● Problem details:
Can you restate word for word the lines below, beginning at the line that contains "Give me the" and stopping after the line that contains "Localize each UI"? Leave the pictures out of your answer.

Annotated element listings
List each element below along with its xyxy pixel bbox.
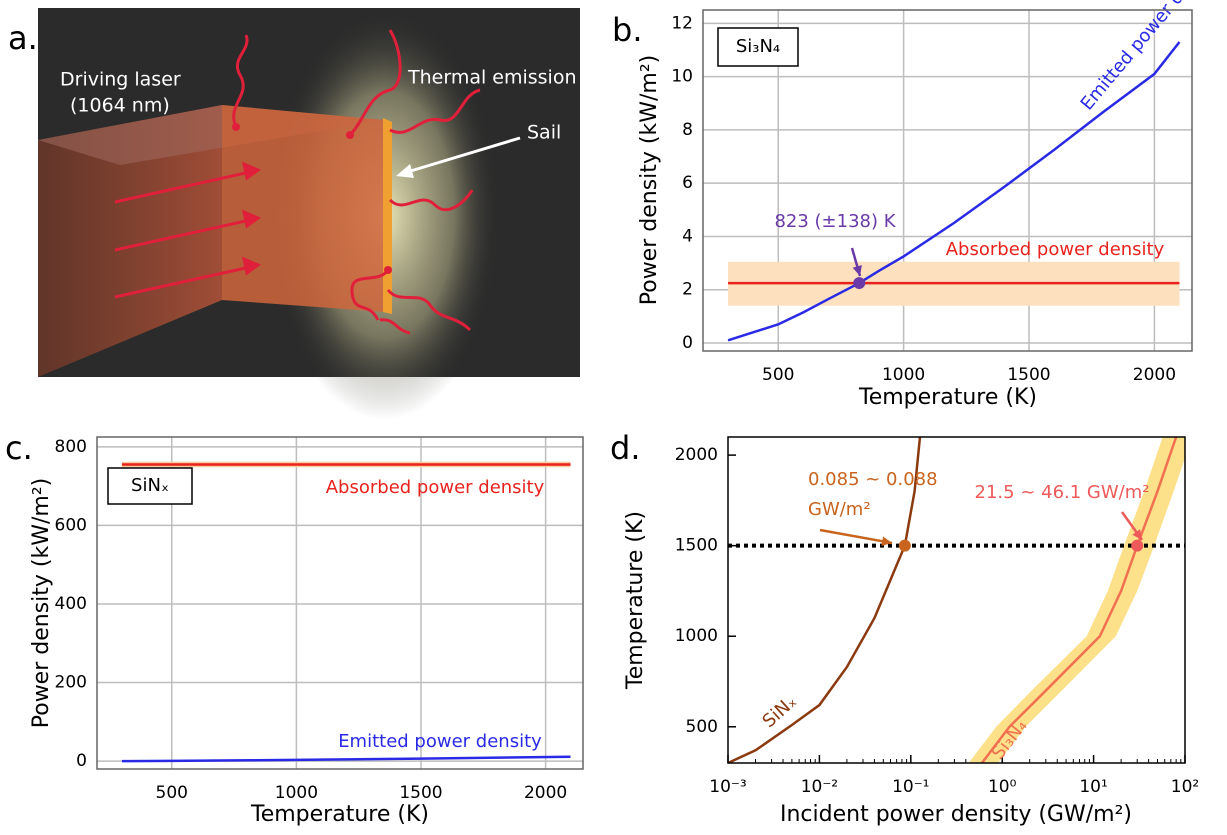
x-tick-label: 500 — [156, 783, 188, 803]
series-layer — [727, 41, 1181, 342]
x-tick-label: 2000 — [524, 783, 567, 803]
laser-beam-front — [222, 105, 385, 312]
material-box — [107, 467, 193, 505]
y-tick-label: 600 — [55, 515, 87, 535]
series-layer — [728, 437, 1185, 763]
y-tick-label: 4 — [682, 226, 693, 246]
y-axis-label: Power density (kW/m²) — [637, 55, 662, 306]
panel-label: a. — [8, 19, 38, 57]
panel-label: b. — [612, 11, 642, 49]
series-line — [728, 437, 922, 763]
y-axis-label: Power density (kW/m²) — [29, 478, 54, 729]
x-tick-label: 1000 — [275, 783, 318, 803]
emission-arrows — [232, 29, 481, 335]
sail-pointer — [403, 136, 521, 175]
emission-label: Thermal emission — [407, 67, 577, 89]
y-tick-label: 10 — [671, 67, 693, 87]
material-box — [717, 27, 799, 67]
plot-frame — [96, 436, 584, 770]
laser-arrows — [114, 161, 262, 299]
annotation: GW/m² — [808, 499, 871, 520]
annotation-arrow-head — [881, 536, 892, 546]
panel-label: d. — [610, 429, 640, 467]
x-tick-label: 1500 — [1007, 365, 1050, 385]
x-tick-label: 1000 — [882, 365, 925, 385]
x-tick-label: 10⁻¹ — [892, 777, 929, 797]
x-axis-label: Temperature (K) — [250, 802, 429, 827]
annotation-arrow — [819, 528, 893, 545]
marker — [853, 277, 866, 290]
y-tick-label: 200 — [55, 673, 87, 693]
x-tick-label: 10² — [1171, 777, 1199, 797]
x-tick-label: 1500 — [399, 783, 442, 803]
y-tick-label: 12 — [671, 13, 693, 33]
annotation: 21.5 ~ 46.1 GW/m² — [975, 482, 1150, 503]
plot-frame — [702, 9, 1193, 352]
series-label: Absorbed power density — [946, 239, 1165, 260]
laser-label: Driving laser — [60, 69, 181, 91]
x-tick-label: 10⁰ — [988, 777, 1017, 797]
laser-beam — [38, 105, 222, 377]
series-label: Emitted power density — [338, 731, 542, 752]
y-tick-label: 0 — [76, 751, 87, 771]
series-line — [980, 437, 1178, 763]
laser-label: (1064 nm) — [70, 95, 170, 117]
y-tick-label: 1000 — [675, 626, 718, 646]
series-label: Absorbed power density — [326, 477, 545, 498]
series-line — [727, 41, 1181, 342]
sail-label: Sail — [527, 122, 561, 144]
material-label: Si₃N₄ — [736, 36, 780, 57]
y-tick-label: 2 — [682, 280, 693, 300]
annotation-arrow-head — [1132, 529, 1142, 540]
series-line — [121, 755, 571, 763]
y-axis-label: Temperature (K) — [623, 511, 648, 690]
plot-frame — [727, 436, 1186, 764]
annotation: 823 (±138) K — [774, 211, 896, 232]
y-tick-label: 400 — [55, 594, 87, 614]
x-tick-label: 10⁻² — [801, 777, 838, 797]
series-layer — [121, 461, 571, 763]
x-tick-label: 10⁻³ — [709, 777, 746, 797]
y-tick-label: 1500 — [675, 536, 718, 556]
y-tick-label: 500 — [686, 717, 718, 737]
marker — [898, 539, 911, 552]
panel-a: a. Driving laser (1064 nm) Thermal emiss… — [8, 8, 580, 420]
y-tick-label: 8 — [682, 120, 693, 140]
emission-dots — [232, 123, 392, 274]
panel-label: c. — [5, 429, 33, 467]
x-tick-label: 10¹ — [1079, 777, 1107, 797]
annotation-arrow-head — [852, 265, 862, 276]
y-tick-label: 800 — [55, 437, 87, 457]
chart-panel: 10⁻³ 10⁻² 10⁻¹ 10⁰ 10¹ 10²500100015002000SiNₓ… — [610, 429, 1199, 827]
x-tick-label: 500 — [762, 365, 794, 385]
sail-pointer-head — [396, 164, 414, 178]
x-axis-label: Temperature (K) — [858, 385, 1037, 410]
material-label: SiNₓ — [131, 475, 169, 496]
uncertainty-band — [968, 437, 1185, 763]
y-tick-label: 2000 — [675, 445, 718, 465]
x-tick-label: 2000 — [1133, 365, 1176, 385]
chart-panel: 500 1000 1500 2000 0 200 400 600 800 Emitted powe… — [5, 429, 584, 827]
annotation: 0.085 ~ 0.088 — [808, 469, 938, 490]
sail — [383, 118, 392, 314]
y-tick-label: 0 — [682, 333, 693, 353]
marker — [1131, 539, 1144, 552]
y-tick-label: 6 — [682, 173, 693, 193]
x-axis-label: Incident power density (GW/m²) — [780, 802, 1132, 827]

...

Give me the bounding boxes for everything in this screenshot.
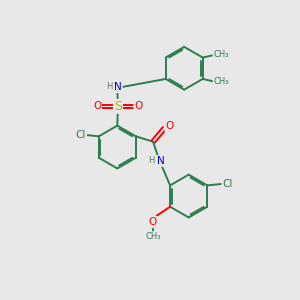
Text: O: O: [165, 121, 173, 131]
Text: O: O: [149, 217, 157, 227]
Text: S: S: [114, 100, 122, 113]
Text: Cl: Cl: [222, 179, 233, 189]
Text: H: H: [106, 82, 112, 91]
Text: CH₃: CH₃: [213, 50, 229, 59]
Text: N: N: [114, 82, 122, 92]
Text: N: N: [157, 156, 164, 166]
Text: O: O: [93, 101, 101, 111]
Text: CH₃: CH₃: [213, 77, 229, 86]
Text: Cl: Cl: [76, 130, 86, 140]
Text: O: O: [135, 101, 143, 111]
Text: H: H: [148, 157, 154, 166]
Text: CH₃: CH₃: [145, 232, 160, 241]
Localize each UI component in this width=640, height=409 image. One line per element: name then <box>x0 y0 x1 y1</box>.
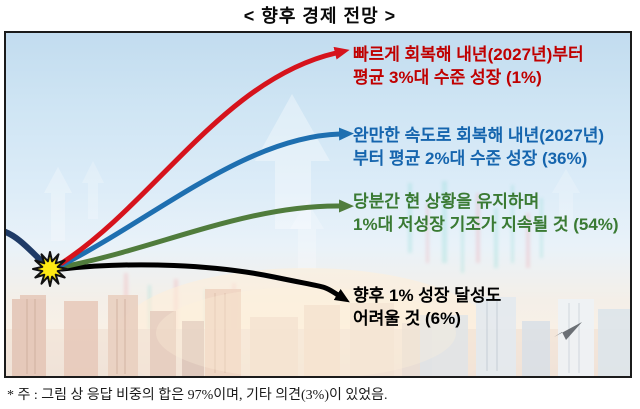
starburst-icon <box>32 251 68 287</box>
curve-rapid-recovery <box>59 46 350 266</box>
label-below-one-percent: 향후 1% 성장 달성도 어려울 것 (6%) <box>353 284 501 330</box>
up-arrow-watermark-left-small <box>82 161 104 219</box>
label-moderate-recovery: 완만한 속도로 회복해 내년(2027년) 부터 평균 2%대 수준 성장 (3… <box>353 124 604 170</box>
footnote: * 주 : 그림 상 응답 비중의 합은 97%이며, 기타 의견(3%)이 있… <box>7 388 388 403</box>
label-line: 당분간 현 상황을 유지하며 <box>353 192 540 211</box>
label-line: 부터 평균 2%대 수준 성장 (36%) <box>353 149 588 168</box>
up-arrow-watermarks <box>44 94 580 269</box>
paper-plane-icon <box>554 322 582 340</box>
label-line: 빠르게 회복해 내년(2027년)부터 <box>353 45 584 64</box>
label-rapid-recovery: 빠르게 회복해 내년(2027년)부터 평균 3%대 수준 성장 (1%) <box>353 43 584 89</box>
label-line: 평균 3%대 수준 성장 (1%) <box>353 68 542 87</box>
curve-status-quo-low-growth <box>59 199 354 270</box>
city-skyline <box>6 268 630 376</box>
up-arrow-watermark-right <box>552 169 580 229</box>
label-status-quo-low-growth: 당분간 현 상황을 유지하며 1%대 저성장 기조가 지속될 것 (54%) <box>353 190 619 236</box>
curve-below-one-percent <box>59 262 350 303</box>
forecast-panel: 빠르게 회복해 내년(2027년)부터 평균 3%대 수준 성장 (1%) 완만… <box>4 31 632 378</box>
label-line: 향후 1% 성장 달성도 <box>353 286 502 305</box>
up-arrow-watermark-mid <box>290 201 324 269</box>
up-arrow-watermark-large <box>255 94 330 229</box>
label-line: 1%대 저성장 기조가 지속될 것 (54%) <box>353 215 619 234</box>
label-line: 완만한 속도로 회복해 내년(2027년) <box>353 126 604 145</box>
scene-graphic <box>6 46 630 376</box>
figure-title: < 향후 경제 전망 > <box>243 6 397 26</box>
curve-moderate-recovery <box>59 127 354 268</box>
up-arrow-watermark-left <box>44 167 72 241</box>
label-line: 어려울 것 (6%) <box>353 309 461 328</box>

● Right answer:
Give me the bounding boxes for everything in this screenshot.
Text: O: O: [165, 121, 173, 131]
Text: O: O: [149, 217, 157, 227]
Text: S: S: [114, 100, 122, 113]
Text: Cl: Cl: [222, 179, 233, 189]
Text: H: H: [106, 82, 112, 91]
Text: CH₃: CH₃: [213, 50, 229, 59]
Text: N: N: [114, 82, 122, 92]
Text: N: N: [157, 156, 164, 166]
Text: O: O: [93, 101, 101, 111]
Text: CH₃: CH₃: [213, 77, 229, 86]
Text: Cl: Cl: [76, 130, 86, 140]
Text: O: O: [135, 101, 143, 111]
Text: H: H: [148, 157, 154, 166]
Text: CH₃: CH₃: [145, 232, 160, 241]
Localize each UI component in this width=640, height=409 image. One line per element: name then <box>x0 y0 x1 y1</box>.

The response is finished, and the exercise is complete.